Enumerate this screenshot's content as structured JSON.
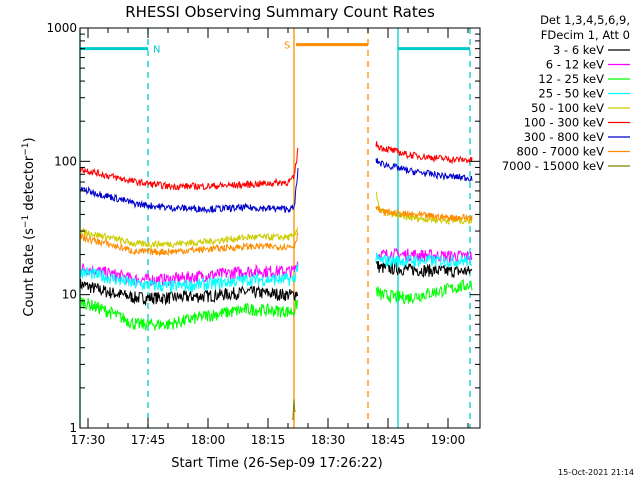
{
  "chart_data": {
    "type": "line",
    "title": "RHESSI Observing Summary Count Rates",
    "xlabel": "Start Time (26-Sep-09 17:26:22)",
    "ylabel_main": "Count Rate (s",
    "ylabel_sup1": "−1",
    "ylabel_mid": " detector",
    "ylabel_sup2": "−1",
    "ylabel_end": ")",
    "yscale": "log",
    "ylim": [
      1,
      1000
    ],
    "y_ticks": [
      {
        "value": 1,
        "label": "1"
      },
      {
        "value": 10,
        "label": "10"
      },
      {
        "value": 100,
        "label": "100"
      },
      {
        "value": 1000,
        "label": "1000"
      }
    ],
    "xlim_minutes": [
      -2.0,
      98.0
    ],
    "x_ticks": [
      {
        "minute": 0,
        "label": "17:30"
      },
      {
        "minute": 15,
        "label": "17:45"
      },
      {
        "minute": 30,
        "label": "18:00"
      },
      {
        "minute": 45,
        "label": "18:15"
      },
      {
        "minute": 60,
        "label": "18:30"
      },
      {
        "minute": 75,
        "label": "18:45"
      },
      {
        "minute": 90,
        "label": "19:00"
      }
    ],
    "legend_header": [
      "Det 1,3,4,5,6,9,",
      "FDecim 1, Att 0"
    ],
    "series": [
      {
        "name": "3 - 6 keV",
        "color": "#000000",
        "x": [
          -2,
          5,
          12,
          20,
          30,
          40,
          50,
          51.5,
          52.5,
          72,
          73,
          80,
          90,
          96
        ],
        "values": [
          12,
          10.5,
          9.5,
          9.5,
          9.8,
          10.5,
          10,
          10,
          10.5,
          17,
          16,
          15.5,
          15,
          15
        ]
      },
      {
        "name": "6 - 12 keV",
        "color": "#ff00ff",
        "x": [
          -2,
          5,
          12,
          20,
          30,
          40,
          50,
          51.5,
          52.5,
          72,
          73,
          80,
          90,
          96
        ],
        "values": [
          16,
          14.5,
          13,
          13,
          14,
          15,
          15,
          15,
          18,
          20,
          20,
          20,
          19.5,
          19.5
        ]
      },
      {
        "name": "12 - 25 keV",
        "color": "#00ff00",
        "x": [
          -2,
          5,
          12,
          20,
          30,
          40,
          50,
          51.5,
          52.5,
          72,
          73,
          80,
          90,
          96
        ],
        "values": [
          9,
          7.5,
          6,
          6,
          7,
          7.8,
          7.5,
          7.5,
          9,
          11,
          10,
          9.5,
          11,
          12
        ]
      },
      {
        "name": "25 - 50 keV",
        "color": "#00ffff",
        "x": [
          -2,
          5,
          12,
          20,
          30,
          40,
          50,
          51.5,
          52.5,
          72,
          73,
          80,
          90,
          96
        ],
        "values": [
          15,
          13.5,
          12,
          11.5,
          12,
          13,
          13,
          13,
          17,
          18.5,
          18,
          18,
          18,
          18
        ]
      },
      {
        "name": "50 - 100 keV",
        "color": "#cccc00",
        "x": [
          -2,
          5,
          12,
          20,
          30,
          40,
          50,
          51.5,
          52.5,
          72,
          73,
          80,
          90,
          96
        ],
        "values": [
          30,
          27,
          24,
          24,
          25,
          27,
          27,
          27,
          33,
          60,
          42,
          38,
          36,
          36
        ]
      },
      {
        "name": "100 - 300 keV",
        "color": "#ff0000",
        "x": [
          -2,
          5,
          12,
          20,
          30,
          40,
          50,
          51.5,
          52.5,
          72,
          73,
          80,
          90,
          96
        ],
        "values": [
          88,
          78,
          70,
          65,
          65,
          67,
          70,
          75,
          125,
          135,
          128,
          112,
          104,
          102
        ]
      },
      {
        "name": "300 - 800 keV",
        "color": "#0000cc",
        "x": [
          -2,
          5,
          12,
          20,
          30,
          40,
          50,
          51.5,
          52.5,
          72,
          73,
          80,
          90,
          96
        ],
        "values": [
          62,
          55,
          48,
          45,
          44,
          45,
          44,
          44,
          85,
          102,
          97,
          85,
          77,
          75
        ]
      },
      {
        "name": "800 - 7000 keV",
        "color": "#ff8c00",
        "x": [
          -2,
          5,
          12,
          20,
          30,
          40,
          50,
          51.5,
          52.5,
          72,
          73,
          80,
          90,
          96
        ],
        "values": [
          27,
          24,
          21,
          21,
          22,
          23,
          23,
          23,
          29,
          47,
          42,
          40,
          38,
          38
        ]
      },
      {
        "name": "7000 - 15000 keV",
        "color": "#808000",
        "x": [
          51.2,
          51.5,
          51.8
        ],
        "values": [
          1.1,
          1.6,
          1.2
        ]
      }
    ],
    "annotations": [
      {
        "text": "N",
        "color": "#00cccc",
        "level": 700,
        "from": -2.0,
        "to": 15.0
      },
      {
        "text": "S",
        "color": "#ff8c00",
        "level": 750,
        "from": 52.0,
        "to": 70.0
      },
      {
        "text": "",
        "color": "#00cccc",
        "level": 700,
        "from": 77.5,
        "to": 95.5
      }
    ],
    "vertical_markers": [
      {
        "minute": -2.0,
        "color": "#00cccc",
        "style": "solid"
      },
      {
        "minute": 15.0,
        "color": "#00cccc",
        "style": "dashed"
      },
      {
        "minute": 51.5,
        "color": "#ff8c00",
        "style": "solid"
      },
      {
        "minute": 70.0,
        "color": "#ff8c00",
        "style": "dashed"
      },
      {
        "minute": 77.5,
        "color": "#00cccc",
        "style": "solid"
      },
      {
        "minute": 95.5,
        "color": "#00cccc",
        "style": "dashed"
      }
    ],
    "gap_minutes": [
      52.5,
      72.0
    ],
    "footer_timestamp": "15-Oct-2021 21:14"
  }
}
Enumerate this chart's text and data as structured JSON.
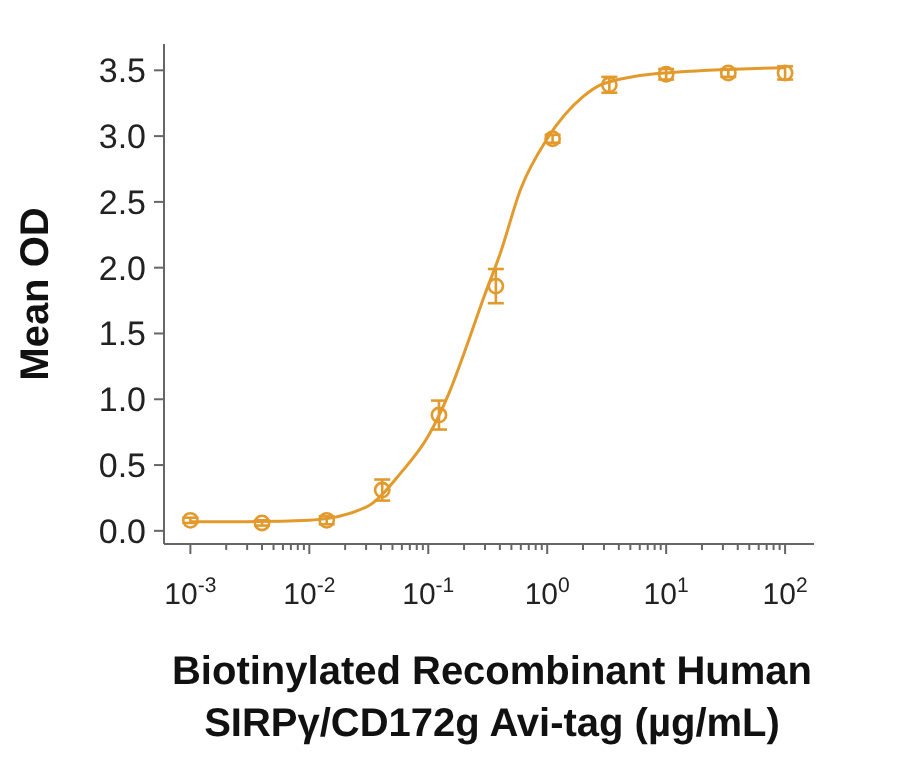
..............................
● GIVEN PROBLEM
Do not copy the pictures, but repeat every line exactly.

● WRITTEN ANSWER
Enumerate this screenshot's content as structured JSON.
{
  "chart_data": {
    "type": "line",
    "title": "RHESSI Observing Summary Count Rates",
    "xlabel": "Start Time (26-Sep-09 17:26:22)",
    "ylabel_main": "Count Rate (s",
    "ylabel_sup1": "−1",
    "ylabel_mid": " detector",
    "ylabel_sup2": "−1",
    "ylabel_end": ")",
    "yscale": "log",
    "ylim": [
      1,
      1000
    ],
    "y_ticks": [
      {
        "value": 1,
        "label": "1"
      },
      {
        "value": 10,
        "label": "10"
      },
      {
        "value": 100,
        "label": "100"
      },
      {
        "value": 1000,
        "label": "1000"
      }
    ],
    "xlim_minutes": [
      -2.0,
      98.0
    ],
    "x_ticks": [
      {
        "minute": 0,
        "label": "17:30"
      },
      {
        "minute": 15,
        "label": "17:45"
      },
      {
        "minute": 30,
        "label": "18:00"
      },
      {
        "minute": 45,
        "label": "18:15"
      },
      {
        "minute": 60,
        "label": "18:30"
      },
      {
        "minute": 75,
        "label": "18:45"
      },
      {
        "minute": 90,
        "label": "19:00"
      }
    ],
    "legend_header": [
      "Det 1,3,4,5,6,9,",
      "FDecim 1, Att 0"
    ],
    "series": [
      {
        "name": "3 - 6 keV",
        "color": "#000000",
        "x": [
          -2,
          5,
          12,
          20,
          30,
          40,
          50,
          51.5,
          52.5,
          72,
          73,
          80,
          90,
          96
        ],
        "values": [
          12,
          10.5,
          9.5,
          9.5,
          9.8,
          10.5,
          10,
          10,
          10.5,
          17,
          16,
          15.5,
          15,
          15
        ]
      },
      {
        "name": "6 - 12 keV",
        "color": "#ff00ff",
        "x": [
          -2,
          5,
          12,
          20,
          30,
          40,
          50,
          51.5,
          52.5,
          72,
          73,
          80,
          90,
          96
        ],
        "values": [
          16,
          14.5,
          13,
          13,
          14,
          15,
          15,
          15,
          18,
          20,
          20,
          20,
          19.5,
          19.5
        ]
      },
      {
        "name": "12 - 25 keV",
        "color": "#00ff00",
        "x": [
          -2,
          5,
          12,
          20,
          30,
          40,
          50,
          51.5,
          52.5,
          72,
          73,
          80,
          90,
          96
        ],
        "values": [
          9,
          7.5,
          6,
          6,
          7,
          7.8,
          7.5,
          7.5,
          9,
          11,
          10,
          9.5,
          11,
          12
        ]
      },
      {
        "name": "25 - 50 keV",
        "color": "#00ffff",
        "x": [
          -2,
          5,
          12,
          20,
          30,
          40,
          50,
          51.5,
          52.5,
          72,
          73,
          80,
          90,
          96
        ],
        "values": [
          15,
          13.5,
          12,
          11.5,
          12,
          13,
          13,
          13,
          17,
          18.5,
          18,
          18,
          18,
          18
        ]
      },
      {
        "name": "50 - 100 keV",
        "color": "#cccc00",
        "x": [
          -2,
          5,
          12,
          20,
          30,
          40,
          50,
          51.5,
          52.5,
          72,
          73,
          80,
          90,
          96
        ],
        "values": [
          30,
          27,
          24,
          24,
          25,
          27,
          27,
          27,
          33,
          60,
          42,
          38,
          36,
          36
        ]
      },
      {
        "name": "100 - 300 keV",
        "color": "#ff0000",
        "x": [
          -2,
          5,
          12,
          20,
          30,
          40,
          50,
          51.5,
          52.5,
          72,
          73,
          80,
          90,
          96
        ],
        "values": [
          88,
          78,
          70,
          65,
          65,
          67,
          70,
          75,
          125,
          135,
          128,
          112,
          104,
          102
        ]
      },
      {
        "name": "300 - 800 keV",
        "color": "#0000cc",
        "x": [
          -2,
          5,
          12,
          20,
          30,
          40,
          50,
          51.5,
          52.5,
          72,
          73,
          80,
          90,
          96
        ],
        "values": [
          62,
          55,
          48,
          45,
          44,
          45,
          44,
          44,
          85,
          102,
          97,
          85,
          77,
          75
        ]
      },
      {
        "name": "800 - 7000 keV",
        "color": "#ff8c00",
        "x": [
          -2,
          5,
          12,
          20,
          30,
          40,
          50,
          51.5,
          52.5,
          72,
          73,
          80,
          90,
          96
        ],
        "values": [
          27,
          24,
          21,
          21,
          22,
          23,
          23,
          23,
          29,
          47,
          42,
          40,
          38,
          38
        ]
      },
      {
        "name": "7000 - 15000 keV",
        "color": "#808000",
        "x": [
          51.2,
          51.5,
          51.8
        ],
        "values": [
          1.1,
          1.6,
          1.2
        ]
      }
    ],
    "annotations": [
      {
        "text": "N",
        "color": "#00cccc",
        "level": 700,
        "from": -2.0,
        "to": 15.0
      },
      {
        "text": "S",
        "color": "#ff8c00",
        "level": 750,
        "from": 52.0,
        "to": 70.0
      },
      {
        "text": "",
        "color": "#00cccc",
        "level": 700,
        "from": 77.5,
        "to": 95.5
      }
    ],
    "vertical_markers": [
      {
        "minute": -2.0,
        "color": "#00cccc",
        "style": "solid"
      },
      {
        "minute": 15.0,
        "color": "#00cccc",
        "style": "dashed"
      },
      {
        "minute": 51.5,
        "color": "#ff8c00",
        "style": "solid"
      },
      {
        "minute": 70.0,
        "color": "#ff8c00",
        "style": "dashed"
      },
      {
        "minute": 77.5,
        "color": "#00cccc",
        "style": "solid"
      },
      {
        "minute": 95.5,
        "color": "#00cccc",
        "style": "dashed"
      }
    ],
    "gap_minutes": [
      52.5,
      72.0
    ],
    "footer_timestamp": "15-Oct-2021 21:14"
  }
}
Enumerate this chart's text and data as structured JSON.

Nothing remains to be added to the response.